## [Short problem A]
In the records, from the start through the line containing "document-title: 致小荷的朋友(2) xyxy=(144,98,243,113)", replace "bounding box" with "enclosing rectangle" and give those lines back with nothing else changed.

## [Source extract]
☆ ☆ ☆ ☆ ☆ ☆ ☆

What is the official language of the European Union?

Mi5 Mick   Sunday, October 10, 2004, 02:20 GMT
blank:
You're 100% right.
Easterner   Sunday, October 10, 2004, 02:59 GMT
>>Did you guys know that in the next 100 years, 90% of the world's languages will be extict? Just something to think about. <<

The question is, which ones. Judging from birthrates, Arabic or Indian languages or Chinese are not among the likely candidates, and English will at least will vaguely be remembered by quite a number of people, along with Spanish. Maybe by that time we won't even need speech at all to communicate, our computers and what-not will do it for us. Another option: sending digital information which is transformed from brainwaves through built-in signal converters. Not looking forward to that brave new world, though. I would definitely like a nice speech at my funeral, in my own sweet native tongue, before it becomes extinct, and buried along with me...

Oops, I keep having nightmares, guess I should see a psychiatrist...
Easterner   Sunday, October 10, 2004, 03:07 GMT
>>I don't think Europeans wake up in the morning and say to themselves "gee, I have all this free time on my hands, I think I'll learn another language so I can be a better person" They learn it because there is a financial incetive or simply an incentive to make their life easier.<<

Maybe not a better person, but one with a wider spectre and with a first-hand knowledge of more than on culture. At any rate, once you have learnt three or four languages, it may happen that you can't do without the pleasure of it. At any rate, that's the case for me with Italian and very likely will be with Spanish if I really have a time to dip into it. But I'm getting worried, I'll bring it up at my next session with my addictologist.

☆ ☆ ☆ ☆ ☆ ☆ ☆

## [Task input]
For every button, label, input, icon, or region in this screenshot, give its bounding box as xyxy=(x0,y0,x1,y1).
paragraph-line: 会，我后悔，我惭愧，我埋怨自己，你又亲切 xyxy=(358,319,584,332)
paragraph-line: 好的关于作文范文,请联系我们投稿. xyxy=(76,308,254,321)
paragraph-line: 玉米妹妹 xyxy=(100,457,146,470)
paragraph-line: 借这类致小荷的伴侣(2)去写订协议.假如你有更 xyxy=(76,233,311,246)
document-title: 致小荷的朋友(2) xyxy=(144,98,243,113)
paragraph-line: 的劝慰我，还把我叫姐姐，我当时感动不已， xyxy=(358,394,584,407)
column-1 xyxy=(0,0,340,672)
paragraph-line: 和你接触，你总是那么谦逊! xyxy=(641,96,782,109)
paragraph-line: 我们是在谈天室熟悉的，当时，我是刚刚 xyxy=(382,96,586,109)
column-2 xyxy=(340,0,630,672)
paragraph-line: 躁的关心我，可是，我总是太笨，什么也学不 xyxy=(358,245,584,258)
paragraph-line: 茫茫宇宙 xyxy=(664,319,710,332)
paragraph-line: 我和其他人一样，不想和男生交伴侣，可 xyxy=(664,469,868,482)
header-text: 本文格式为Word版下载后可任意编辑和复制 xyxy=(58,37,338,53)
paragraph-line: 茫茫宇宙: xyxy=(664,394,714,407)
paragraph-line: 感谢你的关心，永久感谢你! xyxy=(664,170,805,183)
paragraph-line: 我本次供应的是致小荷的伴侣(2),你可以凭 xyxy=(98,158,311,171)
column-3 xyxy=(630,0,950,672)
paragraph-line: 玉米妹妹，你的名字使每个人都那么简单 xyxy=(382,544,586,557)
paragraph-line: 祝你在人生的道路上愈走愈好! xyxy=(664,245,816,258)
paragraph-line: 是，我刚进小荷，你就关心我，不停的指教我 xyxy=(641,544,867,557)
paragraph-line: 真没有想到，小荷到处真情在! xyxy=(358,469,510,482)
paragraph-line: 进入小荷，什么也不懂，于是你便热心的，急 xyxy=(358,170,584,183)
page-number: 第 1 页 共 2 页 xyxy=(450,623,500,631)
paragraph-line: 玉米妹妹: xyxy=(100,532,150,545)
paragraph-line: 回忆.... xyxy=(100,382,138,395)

☆ ☆ ☆ ☆ ☆ ☆ ☆

## [Short problem B]
Answer these questions from the forum thread on the European Union's official language:
(i) At what time GMT did Mi5 Mick post?
(ii) Which language does Easterner name as already being a pleasure he can't do without?
(iii) Whom does Easterner plan to bring up his worry with at the next session?

## [Finished answer A]
For every button, label, input, icon, or region in this screenshot, give its enclosing rectangle as xyxy=(x0,y0,x1,y1).
paragraph-line: 会，我后悔，我惭愧，我埋怨自己，你又亲切 xyxy=(358,319,584,332)
paragraph-line: 好的关于作文范文,请联系我们投稿. xyxy=(76,308,254,321)
paragraph-line: 玉米妹妹 xyxy=(100,457,146,470)
paragraph-line: 借这类致小荷的伴侣(2)去写订协议.假如你有更 xyxy=(76,233,311,246)
document-title: 致小荷的朋友(2) xyxy=(144,98,243,113)

## [Finished answer B]
(i) 02:20 GMT
(ii) Italian
(iii) His addictologist